> Passage provided:
-*-
Kiril Manolov (Bulgarian: ) is a Bulgarian operatic baritone with an international career performing leading roles in the opera houses and opera festivals in Europe,US and Japan.

He is particularly known for his portrayal of the title role in Verdi's Falstaff but he also is great Nabucco-"Nabucco", Simon-"Simon Boccanegra", Amonasro-"Aida", Rigoletto-"Rigoletto", Don Carlos di Vargas-"La forza del destino".

Life and career
Born Kiril Manolov Todorov in Sofia, he was educated at the Bulgarian State Academy of Music and made his debut in 1998 as Don Giovanni in Don Giovanni. He did further vocal study in Milan and in Vienna ]. 

Manolov sang as a soloist for the National Opera and Ballet of Bulgaria for several years and went on to become a regular guest soloist at the Croatian National Theatres in Zagreb and Split. He has since returned several times to the National Opera in Sofia, including performances as Amonasro in Aida (2012) and the title role in Nabucco (2011). Since 2010 he has been a regular soloist at the Hessisches Staatstheater Wiesbaden, appearing as Miller in Luisa Miller and in the title roles of Il barbiere di Siviglia, Simon Boccanegra,"Falstaff" and Don Pasquale amongst others.
-*-
> Source data:
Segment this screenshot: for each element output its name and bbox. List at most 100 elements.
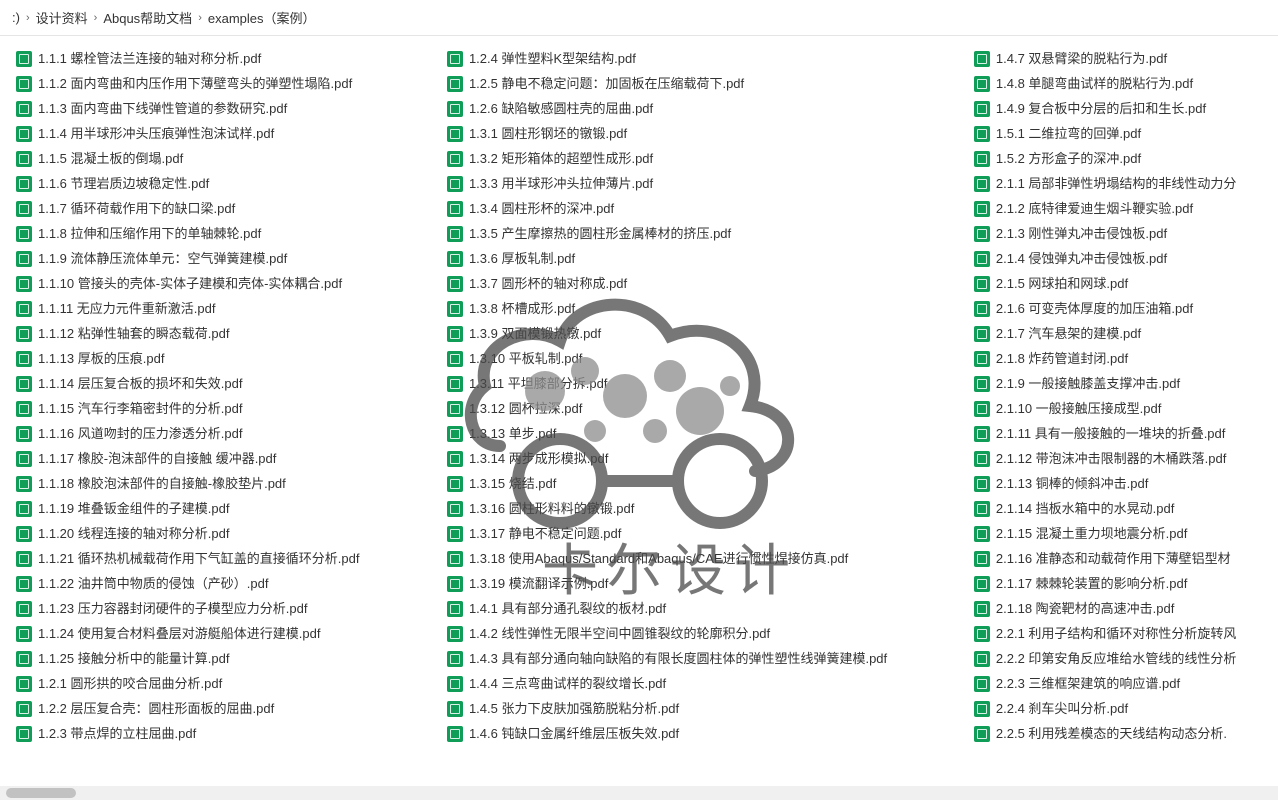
-*-
> Problem to solve:
Decide whether each statement agrees with the passage on Kiril Manolov, answering yes or no and quoting the deciding words: (a) Manolov made his debut as Don Giovanni. (b) At the National Opera in Sofia, he sang Amonasro in 2011. (c) He has been a regular soloist at the Hessisches Staatstheater Wiesbaden since 2010.

> Answer to the task:
(a) Yes: "made his debut in 1998 as Don Giovanni in Don Giovanni"
(b) No: "performances as Amonasro in Aida (2012)"
(c) Yes: "Since 2010 he has been a regular soloist at the Hessisches Staatstheater Wiesbaden"